## What you need to do
Output each entry below as it stands, leaving out every picture.

★ ★ ★ ★

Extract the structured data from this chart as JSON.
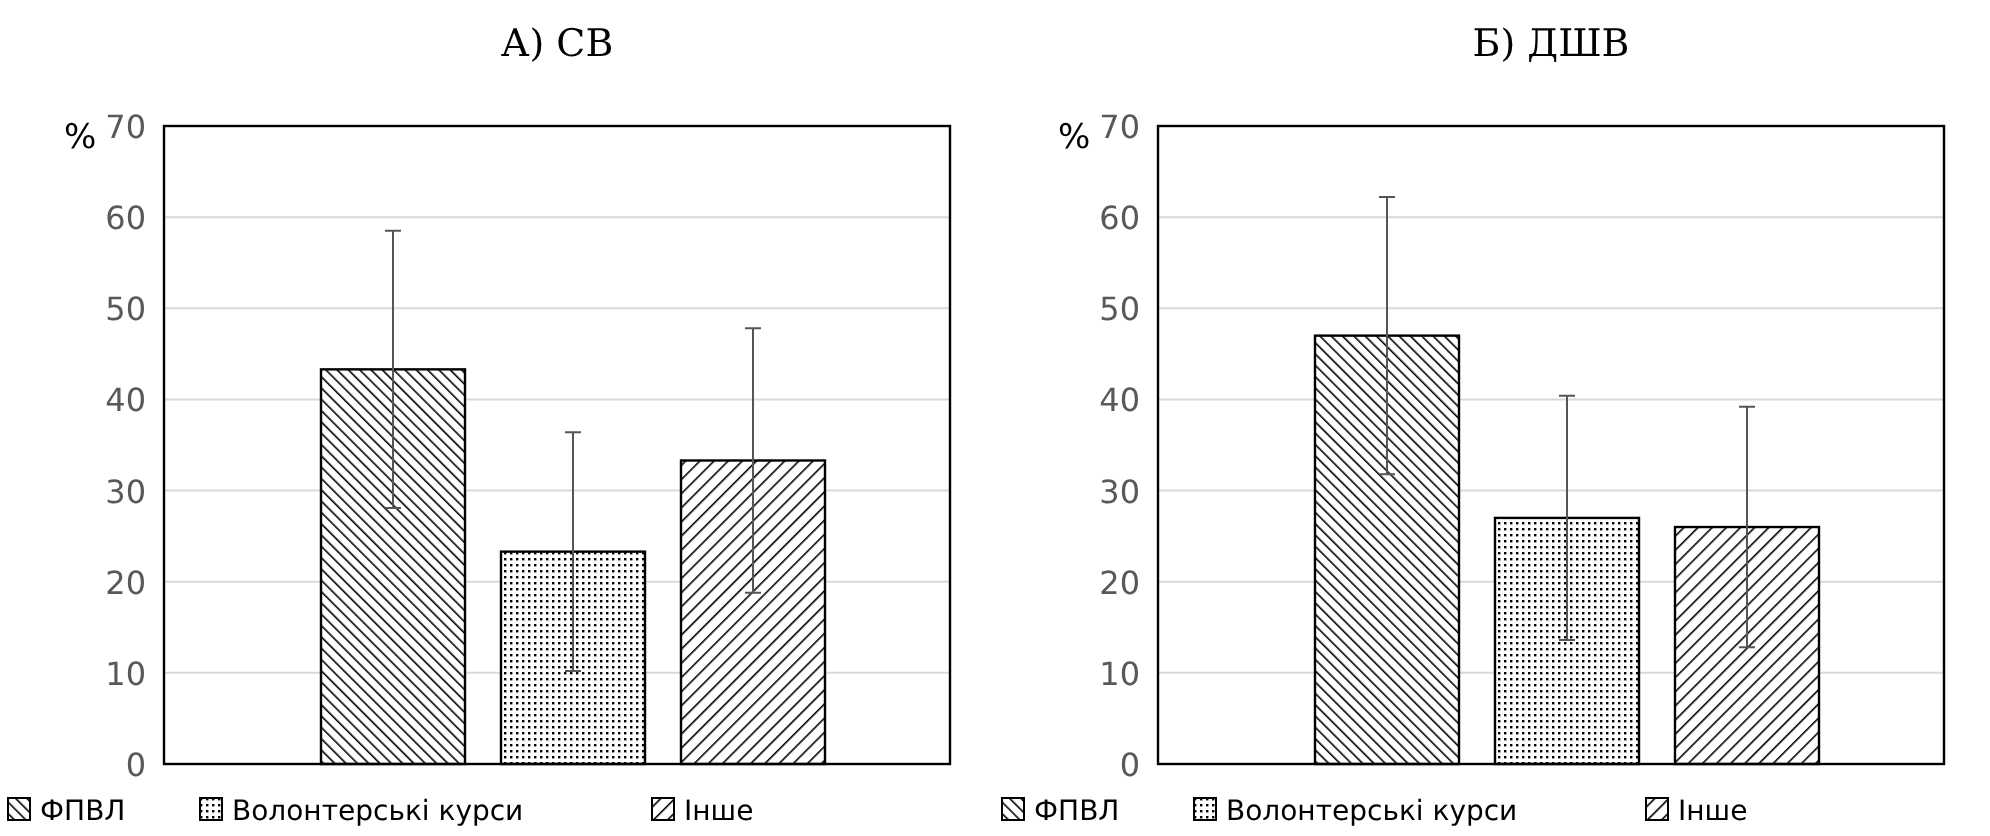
{
  "chart_data": [
    {
      "type": "bar",
      "title": "А) СВ",
      "ylabel": "%",
      "categories": [
        null
      ],
      "ylim": [
        0,
        70
      ],
      "yticks": [
        0,
        10,
        20,
        30,
        40,
        50,
        60,
        70
      ],
      "grid": "y",
      "legend": "bottom",
      "series": [
        {
          "name": "ФПВЛ",
          "color": "#000000",
          "values": [
            43.3
          ],
          "errors": [
            15.2
          ]
        },
        {
          "name": "Волонтерські курси",
          "color": "#000000",
          "values": [
            23.3
          ],
          "errors": [
            13.1
          ]
        },
        {
          "name": "Інше",
          "color": "#000000",
          "values": [
            33.3
          ],
          "errors": [
            14.5
          ]
        }
      ]
    },
    {
      "type": "bar",
      "title": "Б) ДШВ",
      "ylabel": "%",
      "categories": [
        null
      ],
      "ylim": [
        0,
        70
      ],
      "yticks": [
        0,
        10,
        20,
        30,
        40,
        50,
        60,
        70
      ],
      "grid": "y",
      "legend": "bottom",
      "series": [
        {
          "name": "ФПВЛ",
          "color": "#000000",
          "values": [
            47
          ],
          "errors": [
            15.2
          ]
        },
        {
          "name": "Волонтерські курси",
          "color": "#000000",
          "values": [
            27
          ],
          "errors": [
            13.4
          ]
        },
        {
          "name": "Інше",
          "color": "#000000",
          "values": [
            26
          ],
          "errors": [
            13.2
          ]
        }
      ]
    }
  ]
}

★ ★ ★ ★

## Finished answer
Extract the structured data from this chart as JSON.
{
  "chart_data": [
    {
      "type": "bar",
      "title": "А) СВ",
      "ylabel": "%",
      "categories": [
        null
      ],
      "ylim": [
        0,
        70
      ],
      "yticks": [
        0,
        10,
        20,
        30,
        40,
        50,
        60,
        70
      ],
      "grid": "y",
      "legend": "bottom",
      "series": [
        {
          "name": "ФПВЛ",
          "color": "#000000",
          "values": [
            43.3
          ],
          "errors": [
            15.2
          ]
        },
        {
          "name": "Волонтерські курси",
          "color": "#000000",
          "values": [
            23.3
          ],
          "errors": [
            13.1
          ]
        },
        {
          "name": "Інше",
          "color": "#000000",
          "values": [
            33.3
          ],
          "errors": [
            14.5
          ]
        }
      ]
    },
    {
      "type": "bar",
      "title": "Б) ДШВ",
      "ylabel": "%",
      "categories": [
        null
      ],
      "ylim": [
        0,
        70
      ],
      "yticks": [
        0,
        10,
        20,
        30,
        40,
        50,
        60,
        70
      ],
      "grid": "y",
      "legend": "bottom",
      "series": [
        {
          "name": "ФПВЛ",
          "color": "#000000",
          "values": [
            47
          ],
          "errors": [
            15.2
          ]
        },
        {
          "name": "Волонтерські курси",
          "color": "#000000",
          "values": [
            27
          ],
          "errors": [
            13.4
          ]
        },
        {
          "name": "Інше",
          "color": "#000000",
          "values": [
            26
          ],
          "errors": [
            13.2
          ]
        }
      ]
    }
  ]
}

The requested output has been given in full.